## EXERCISE DESCRIPTION
State how many lines hold the word "title", with no other words.

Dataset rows
···
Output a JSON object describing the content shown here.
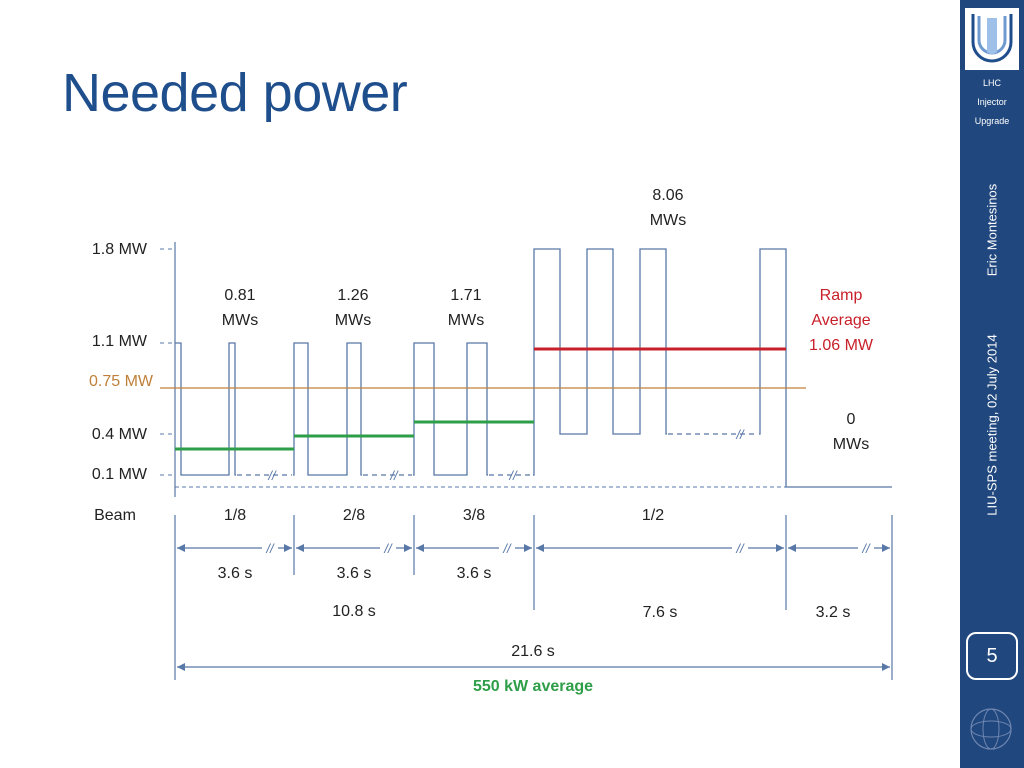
{
  "title": "Needed power",
  "sidebar": {
    "logo_line1": "LHC",
    "logo_line2": "Injector",
    "logo_line3": "Upgrade",
    "author": "Eric Montesinos",
    "meeting": "LIU-SPS meeting, 02 July 2014",
    "page_number": "5"
  },
  "diagram": {
    "y_labels": {
      "p18": "1.8 MW",
      "p11": "1.1 MW",
      "p075": "0.75 MW",
      "p04": "0.4 MW",
      "p01": "0.1 MW",
      "beam": "Beam"
    },
    "energies": {
      "e1": "0.81",
      "e1u": "MWs",
      "e2": "1.26",
      "e2u": "MWs",
      "e3": "1.71",
      "e3u": "MWs",
      "e4": "8.06",
      "e4u": "MWs",
      "e5": "0",
      "e5u": "MWs"
    },
    "ramp": {
      "l1": "Ramp",
      "l2": "Average",
      "l3": "1.06 MW"
    },
    "fractions": {
      "f1": "1/8",
      "f2": "2/8",
      "f3": "3/8",
      "f4": "1/2"
    },
    "times": {
      "t1": "3.6 s",
      "t2": "3.6 s",
      "t3": "3.6 s",
      "injection_total": "10.8 s",
      "ramp_total": "7.6 s",
      "flat": "3.2 s",
      "cycle_total": "21.6 s"
    },
    "average_label": "550 kW average",
    "break_mark": "//"
  },
  "colors": {
    "title": "#1F4E8C",
    "trace": "#5878A8",
    "average_line": "#C0803A",
    "step_average": "#2E9E48",
    "ramp_average": "#C8202A",
    "sidebar": "#20477E"
  }
}
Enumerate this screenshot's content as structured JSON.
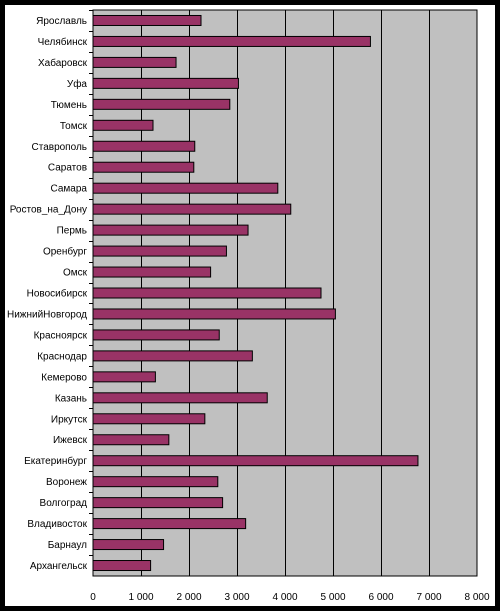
{
  "chart_data": {
    "type": "bar",
    "orientation": "horizontal",
    "title": "",
    "xlabel": "",
    "ylabel": "",
    "grid": true,
    "legend": "none",
    "xlim": [
      0,
      8000
    ],
    "x_tick_labels": [
      "0",
      "1 000",
      "2 000",
      "3 000",
      "4 000",
      "5 000",
      "6 000",
      "7 000",
      "8 000"
    ],
    "x_ticks": [
      0,
      1000,
      2000,
      3000,
      4000,
      5000,
      6000,
      7000,
      8000
    ],
    "categories": [
      "Ярославль",
      "Челябинск",
      "Хабаровск",
      "Уфа",
      "Тюмень",
      "Томск",
      "Ставрополь",
      "Саратов",
      "Самара",
      "Ростов_на_Дону",
      "Пермь",
      "Оренбург",
      "Омск",
      "Новосибирск",
      "НижнийНовгород",
      "Красноярск",
      "Краснодар",
      "Кемерово",
      "Казань",
      "Иркутск",
      "Ижевск",
      "Екатеринбург",
      "Воронеж",
      "Волгоград",
      "Владивосток",
      "Барнаул",
      "Архангельск"
    ],
    "values": [
      2250,
      5780,
      1730,
      3030,
      2850,
      1250,
      2120,
      2100,
      3850,
      4120,
      3230,
      2780,
      2450,
      4750,
      5050,
      2630,
      3320,
      1300,
      3630,
      2330,
      1580,
      6770,
      2600,
      2700,
      3180,
      1470,
      1200
    ],
    "colors": {
      "bar_fill": "#993366",
      "bar_stroke": "#000000",
      "plot_background": "#c0c0c0",
      "grid": "#000000"
    }
  }
}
···
## IN RESPONSE
3